## Material for this task
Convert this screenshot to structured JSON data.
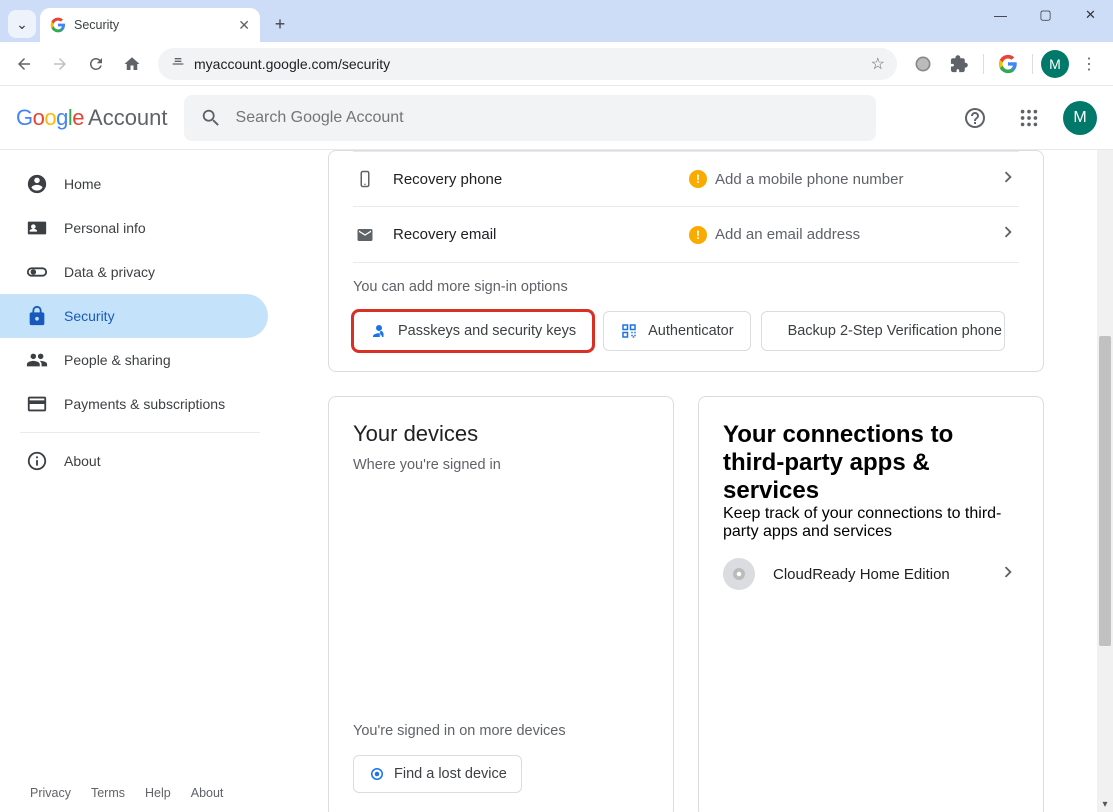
{
  "browser": {
    "tab_title": "Security",
    "url": "myaccount.google.com/security",
    "avatar_initial": "M"
  },
  "header": {
    "logo_google": "Google",
    "logo_account": "Account",
    "search_placeholder": "Search Google Account",
    "avatar_initial": "M"
  },
  "sidebar": {
    "items": [
      {
        "label": "Home"
      },
      {
        "label": "Personal info"
      },
      {
        "label": "Data & privacy"
      },
      {
        "label": "Security"
      },
      {
        "label": "People & sharing"
      },
      {
        "label": "Payments & subscriptions"
      },
      {
        "label": "About"
      }
    ]
  },
  "signin": {
    "recovery_phone_label": "Recovery phone",
    "recovery_phone_value": "Add a mobile phone number",
    "recovery_email_label": "Recovery email",
    "recovery_email_value": "Add an email address",
    "hint": "You can add more sign-in options",
    "chips": {
      "passkeys": "Passkeys and security keys",
      "authenticator": "Authenticator",
      "backup": "Backup 2-Step Verification phone"
    }
  },
  "devices": {
    "title": "Your devices",
    "subtitle": "Where you're signed in",
    "more": "You're signed in on more devices",
    "find_button": "Find a lost device"
  },
  "connections": {
    "title": "Your connections to third-party apps & services",
    "subtitle": "Keep track of your connections to third-party apps and services",
    "item": "CloudReady Home Edition"
  },
  "footer": {
    "privacy": "Privacy",
    "terms": "Terms",
    "help": "Help",
    "about": "About"
  }
}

## What to work on
Leaving out the pictures, repeat the data above exactly.

## Solution for this exercise
Convert this screenshot to structured JSON data.
{
  "browser": {
    "tab_title": "Security",
    "url": "myaccount.google.com/security",
    "avatar_initial": "M"
  },
  "header": {
    "logo_google": "Google",
    "logo_account": "Account",
    "search_placeholder": "Search Google Account",
    "avatar_initial": "M"
  },
  "sidebar": {
    "items": [
      {
        "label": "Home"
      },
      {
        "label": "Personal info"
      },
      {
        "label": "Data & privacy"
      },
      {
        "label": "Security"
      },
      {
        "label": "People & sharing"
      },
      {
        "label": "Payments & subscriptions"
      },
      {
        "label": "About"
      }
    ]
  },
  "signin": {
    "recovery_phone_label": "Recovery phone",
    "recovery_phone_value": "Add a mobile phone number",
    "recovery_email_label": "Recovery email",
    "recovery_email_value": "Add an email address",
    "hint": "You can add more sign-in options",
    "chips": {
      "passkeys": "Passkeys and security keys",
      "authenticator": "Authenticator",
      "backup": "Backup 2-Step Verification phone"
    }
  },
  "devices": {
    "title": "Your devices",
    "subtitle": "Where you're signed in",
    "more": "You're signed in on more devices",
    "find_button": "Find a lost device"
  },
  "connections": {
    "title": "Your connections to third-party apps & services",
    "subtitle": "Keep track of your connections to third-party apps and services",
    "item": "CloudReady Home Edition"
  },
  "footer": {
    "privacy": "Privacy",
    "terms": "Terms",
    "help": "Help",
    "about": "About"
  }
}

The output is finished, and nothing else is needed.